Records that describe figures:
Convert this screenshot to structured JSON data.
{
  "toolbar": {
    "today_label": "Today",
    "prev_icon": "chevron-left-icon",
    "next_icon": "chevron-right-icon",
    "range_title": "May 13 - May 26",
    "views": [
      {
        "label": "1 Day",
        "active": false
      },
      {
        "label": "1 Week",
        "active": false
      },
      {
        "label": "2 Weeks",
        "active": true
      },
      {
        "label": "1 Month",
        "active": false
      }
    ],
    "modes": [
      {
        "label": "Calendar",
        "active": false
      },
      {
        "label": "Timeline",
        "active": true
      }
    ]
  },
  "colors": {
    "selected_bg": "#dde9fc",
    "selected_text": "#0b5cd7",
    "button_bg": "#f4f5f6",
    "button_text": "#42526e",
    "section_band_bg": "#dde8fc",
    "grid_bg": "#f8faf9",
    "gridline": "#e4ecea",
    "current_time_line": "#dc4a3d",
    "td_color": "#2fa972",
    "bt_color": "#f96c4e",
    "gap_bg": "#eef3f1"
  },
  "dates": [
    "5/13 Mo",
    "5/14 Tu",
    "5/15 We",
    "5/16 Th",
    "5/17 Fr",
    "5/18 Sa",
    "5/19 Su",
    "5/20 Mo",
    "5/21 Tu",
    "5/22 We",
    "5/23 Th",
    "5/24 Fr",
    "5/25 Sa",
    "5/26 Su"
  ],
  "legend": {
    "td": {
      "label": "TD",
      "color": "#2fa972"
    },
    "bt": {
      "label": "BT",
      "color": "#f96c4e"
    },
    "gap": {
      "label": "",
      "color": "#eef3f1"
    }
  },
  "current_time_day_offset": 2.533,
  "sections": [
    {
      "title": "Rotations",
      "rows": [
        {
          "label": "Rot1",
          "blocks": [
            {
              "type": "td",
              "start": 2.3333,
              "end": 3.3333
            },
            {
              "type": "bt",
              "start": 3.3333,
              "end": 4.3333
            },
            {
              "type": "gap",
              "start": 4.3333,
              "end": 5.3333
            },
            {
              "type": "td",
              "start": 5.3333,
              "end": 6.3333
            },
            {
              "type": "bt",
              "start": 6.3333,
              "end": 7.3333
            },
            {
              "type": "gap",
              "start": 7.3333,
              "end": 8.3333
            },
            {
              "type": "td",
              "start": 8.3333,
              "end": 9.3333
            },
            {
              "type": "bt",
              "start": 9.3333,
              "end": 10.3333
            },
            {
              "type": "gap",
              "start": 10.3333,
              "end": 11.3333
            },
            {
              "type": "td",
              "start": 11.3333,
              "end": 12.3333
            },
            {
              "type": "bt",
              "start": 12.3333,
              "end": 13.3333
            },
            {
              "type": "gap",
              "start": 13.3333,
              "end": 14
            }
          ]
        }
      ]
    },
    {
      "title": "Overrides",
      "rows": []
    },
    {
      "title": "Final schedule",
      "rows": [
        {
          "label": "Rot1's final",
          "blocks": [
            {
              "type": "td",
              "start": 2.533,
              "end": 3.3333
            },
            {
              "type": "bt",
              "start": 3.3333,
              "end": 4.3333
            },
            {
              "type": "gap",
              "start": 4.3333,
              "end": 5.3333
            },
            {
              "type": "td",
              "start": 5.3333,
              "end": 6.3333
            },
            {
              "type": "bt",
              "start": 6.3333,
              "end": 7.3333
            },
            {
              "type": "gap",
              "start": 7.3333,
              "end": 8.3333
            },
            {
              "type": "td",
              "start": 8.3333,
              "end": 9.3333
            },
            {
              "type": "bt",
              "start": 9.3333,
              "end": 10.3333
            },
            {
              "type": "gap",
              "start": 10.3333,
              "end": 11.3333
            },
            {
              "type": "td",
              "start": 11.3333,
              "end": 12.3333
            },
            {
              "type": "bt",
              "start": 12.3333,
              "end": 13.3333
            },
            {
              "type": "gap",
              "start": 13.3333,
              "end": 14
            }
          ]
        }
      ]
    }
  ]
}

• [Your objective]:
Print the records above in full, exactly.

• [Solution]:
Convert this screenshot to structured JSON data.
{
  "toolbar": {
    "today_label": "Today",
    "prev_icon": "chevron-left-icon",
    "next_icon": "chevron-right-icon",
    "range_title": "May 13 - May 26",
    "views": [
      {
        "label": "1 Day",
        "active": false
      },
      {
        "label": "1 Week",
        "active": false
      },
      {
        "label": "2 Weeks",
        "active": true
      },
      {
        "label": "1 Month",
        "active": false
      }
    ],
    "modes": [
      {
        "label": "Calendar",
        "active": false
      },
      {
        "label": "Timeline",
        "active": true
      }
    ]
  },
  "colors": {
    "selected_bg": "#dde9fc",
    "selected_text": "#0b5cd7",
    "button_bg": "#f4f5f6",
    "button_text": "#42526e",
    "section_band_bg": "#dde8fc",
    "grid_bg": "#f8faf9",
    "gridline": "#e4ecea",
    "current_time_line": "#dc4a3d",
    "td_color": "#2fa972",
    "bt_color": "#f96c4e",
    "gap_bg": "#eef3f1"
  },
  "dates": [
    "5/13 Mo",
    "5/14 Tu",
    "5/15 We",
    "5/16 Th",
    "5/17 Fr",
    "5/18 Sa",
    "5/19 Su",
    "5/20 Mo",
    "5/21 Tu",
    "5/22 We",
    "5/23 Th",
    "5/24 Fr",
    "5/25 Sa",
    "5/26 Su"
  ],
  "legend": {
    "td": {
      "label": "TD",
      "color": "#2fa972"
    },
    "bt": {
      "label": "BT",
      "color": "#f96c4e"
    },
    "gap": {
      "label": "",
      "color": "#eef3f1"
    }
  },
  "current_time_day_offset": 2.533,
  "sections": [
    {
      "title": "Rotations",
      "rows": [
        {
          "label": "Rot1",
          "blocks": [
            {
              "type": "td",
              "start": 2.3333,
              "end": 3.3333
            },
            {
              "type": "bt",
              "start": 3.3333,
              "end": 4.3333
            },
            {
              "type": "gap",
              "start": 4.3333,
              "end": 5.3333
            },
            {
              "type": "td",
              "start": 5.3333,
              "end": 6.3333
            },
            {
              "type": "bt",
              "start": 6.3333,
              "end": 7.3333
            },
            {
              "type": "gap",
              "start": 7.3333,
              "end": 8.3333
            },
            {
              "type": "td",
              "start": 8.3333,
              "end": 9.3333
            },
            {
              "type": "bt",
              "start": 9.3333,
              "end": 10.3333
            },
            {
              "type": "gap",
              "start": 10.3333,
              "end": 11.3333
            },
            {
              "type": "td",
              "start": 11.3333,
              "end": 12.3333
            },
            {
              "type": "bt",
              "start": 12.3333,
              "end": 13.3333
            },
            {
              "type": "gap",
              "start": 13.3333,
              "end": 14
            }
          ]
        }
      ]
    },
    {
      "title": "Overrides",
      "rows": []
    },
    {
      "title": "Final schedule",
      "rows": [
        {
          "label": "Rot1's final",
          "blocks": [
            {
              "type": "td",
              "start": 2.533,
              "end": 3.3333
            },
            {
              "type": "bt",
              "start": 3.3333,
              "end": 4.3333
            },
            {
              "type": "gap",
              "start": 4.3333,
              "end": 5.3333
            },
            {
              "type": "td",
              "start": 5.3333,
              "end": 6.3333
            },
            {
              "type": "bt",
              "start": 6.3333,
              "end": 7.3333
            },
            {
              "type": "gap",
              "start": 7.3333,
              "end": 8.3333
            },
            {
              "type": "td",
              "start": 8.3333,
              "end": 9.3333
            },
            {
              "type": "bt",
              "start": 9.3333,
              "end": 10.3333
            },
            {
              "type": "gap",
              "start": 10.3333,
              "end": 11.3333
            },
            {
              "type": "td",
              "start": 11.3333,
              "end": 12.3333
            },
            {
              "type": "bt",
              "start": 12.3333,
              "end": 13.3333
            },
            {
              "type": "gap",
              "start": 13.3333,
              "end": 14
            }
          ]
        }
      ]
    }
  ]
}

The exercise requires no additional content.